> [ITEMS]:
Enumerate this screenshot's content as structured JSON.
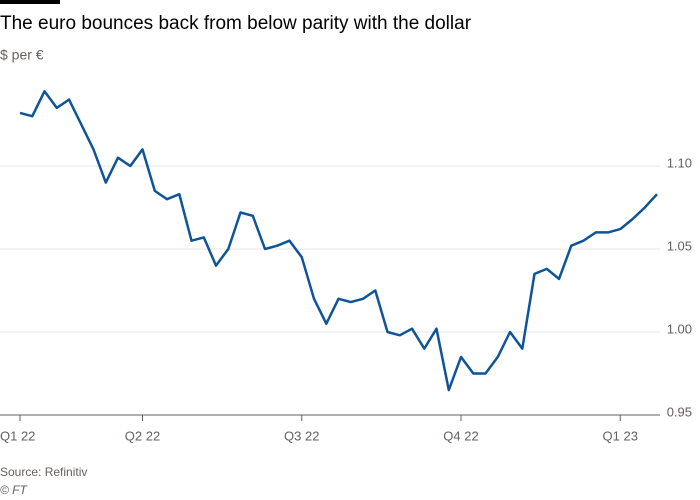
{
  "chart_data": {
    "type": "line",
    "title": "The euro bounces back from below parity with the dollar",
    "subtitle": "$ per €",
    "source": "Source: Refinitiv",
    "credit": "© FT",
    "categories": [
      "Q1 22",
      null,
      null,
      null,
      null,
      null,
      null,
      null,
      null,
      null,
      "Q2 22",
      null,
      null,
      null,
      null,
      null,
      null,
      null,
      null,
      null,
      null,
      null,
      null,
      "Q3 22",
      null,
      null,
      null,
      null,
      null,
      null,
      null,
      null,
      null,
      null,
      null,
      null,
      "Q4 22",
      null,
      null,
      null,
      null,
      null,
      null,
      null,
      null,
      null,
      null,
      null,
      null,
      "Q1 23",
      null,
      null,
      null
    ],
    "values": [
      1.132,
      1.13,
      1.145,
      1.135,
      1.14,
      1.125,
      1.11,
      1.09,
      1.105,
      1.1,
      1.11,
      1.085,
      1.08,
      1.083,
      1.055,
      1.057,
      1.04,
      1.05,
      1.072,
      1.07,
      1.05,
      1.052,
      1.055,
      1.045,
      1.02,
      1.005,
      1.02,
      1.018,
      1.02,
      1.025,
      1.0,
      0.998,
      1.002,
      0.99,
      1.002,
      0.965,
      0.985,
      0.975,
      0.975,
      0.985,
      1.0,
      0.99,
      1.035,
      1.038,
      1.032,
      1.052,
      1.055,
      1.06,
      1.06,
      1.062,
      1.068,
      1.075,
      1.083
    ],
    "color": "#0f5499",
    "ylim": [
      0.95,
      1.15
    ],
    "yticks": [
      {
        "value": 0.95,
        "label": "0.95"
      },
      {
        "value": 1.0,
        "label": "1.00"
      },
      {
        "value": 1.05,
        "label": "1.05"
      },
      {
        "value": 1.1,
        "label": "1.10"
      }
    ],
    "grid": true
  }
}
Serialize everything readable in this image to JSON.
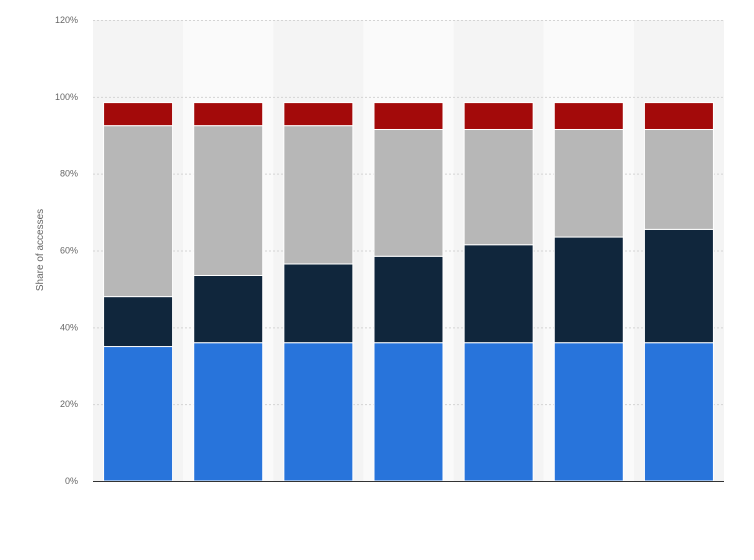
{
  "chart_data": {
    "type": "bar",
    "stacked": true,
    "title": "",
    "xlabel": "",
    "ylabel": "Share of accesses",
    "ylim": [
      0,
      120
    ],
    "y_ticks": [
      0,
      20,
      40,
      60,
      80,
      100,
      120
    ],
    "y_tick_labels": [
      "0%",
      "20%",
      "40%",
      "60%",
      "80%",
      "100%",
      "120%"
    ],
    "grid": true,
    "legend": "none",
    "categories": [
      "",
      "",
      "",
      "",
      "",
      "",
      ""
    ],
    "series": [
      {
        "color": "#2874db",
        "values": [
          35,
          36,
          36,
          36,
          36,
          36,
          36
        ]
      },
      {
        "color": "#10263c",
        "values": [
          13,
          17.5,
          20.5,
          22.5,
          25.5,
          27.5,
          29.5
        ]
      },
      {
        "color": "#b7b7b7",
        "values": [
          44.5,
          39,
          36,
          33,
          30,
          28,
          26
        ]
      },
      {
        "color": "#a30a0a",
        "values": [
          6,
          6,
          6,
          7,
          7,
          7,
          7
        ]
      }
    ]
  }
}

> [GIVEN TASK]: Would you set down the listing exactly, omitting pictures?

> [FULL ANSWER]:
Enumerate this screenshot's content as structured JSON.
{
  "chart_data": {
    "type": "line",
    "title": "The euro bounces back from below parity with the dollar",
    "subtitle": "$ per €",
    "source": "Source: Refinitiv",
    "credit": "© FT",
    "categories": [
      "Q1 22",
      null,
      null,
      null,
      null,
      null,
      null,
      null,
      null,
      null,
      "Q2 22",
      null,
      null,
      null,
      null,
      null,
      null,
      null,
      null,
      null,
      null,
      null,
      null,
      "Q3 22",
      null,
      null,
      null,
      null,
      null,
      null,
      null,
      null,
      null,
      null,
      null,
      null,
      "Q4 22",
      null,
      null,
      null,
      null,
      null,
      null,
      null,
      null,
      null,
      null,
      null,
      null,
      "Q1 23",
      null,
      null,
      null
    ],
    "values": [
      1.132,
      1.13,
      1.145,
      1.135,
      1.14,
      1.125,
      1.11,
      1.09,
      1.105,
      1.1,
      1.11,
      1.085,
      1.08,
      1.083,
      1.055,
      1.057,
      1.04,
      1.05,
      1.072,
      1.07,
      1.05,
      1.052,
      1.055,
      1.045,
      1.02,
      1.005,
      1.02,
      1.018,
      1.02,
      1.025,
      1.0,
      0.998,
      1.002,
      0.99,
      1.002,
      0.965,
      0.985,
      0.975,
      0.975,
      0.985,
      1.0,
      0.99,
      1.035,
      1.038,
      1.032,
      1.052,
      1.055,
      1.06,
      1.06,
      1.062,
      1.068,
      1.075,
      1.083
    ],
    "color": "#0f5499",
    "ylim": [
      0.95,
      1.15
    ],
    "yticks": [
      {
        "value": 0.95,
        "label": "0.95"
      },
      {
        "value": 1.0,
        "label": "1.00"
      },
      {
        "value": 1.05,
        "label": "1.05"
      },
      {
        "value": 1.1,
        "label": "1.10"
      }
    ],
    "grid": true
  }
}
Serialize everything readable in this image to JSON.
{
  "chart_data": {
    "type": "bar",
    "stacked": true,
    "title": "",
    "xlabel": "",
    "ylabel": "Share of accesses",
    "ylim": [
      0,
      120
    ],
    "y_ticks": [
      0,
      20,
      40,
      60,
      80,
      100,
      120
    ],
    "y_tick_labels": [
      "0%",
      "20%",
      "40%",
      "60%",
      "80%",
      "100%",
      "120%"
    ],
    "grid": true,
    "legend": "none",
    "categories": [
      "",
      "",
      "",
      "",
      "",
      "",
      ""
    ],
    "series": [
      {
        "color": "#2874db",
        "values": [
          35,
          36,
          36,
          36,
          36,
          36,
          36
        ]
      },
      {
        "color": "#10263c",
        "values": [
          13,
          17.5,
          20.5,
          22.5,
          25.5,
          27.5,
          29.5
        ]
      },
      {
        "color": "#b7b7b7",
        "values": [
          44.5,
          39,
          36,
          33,
          30,
          28,
          26
        ]
      },
      {
        "color": "#a30a0a",
        "values": [
          6,
          6,
          6,
          7,
          7,
          7,
          7
        ]
      }
    ]
  }
}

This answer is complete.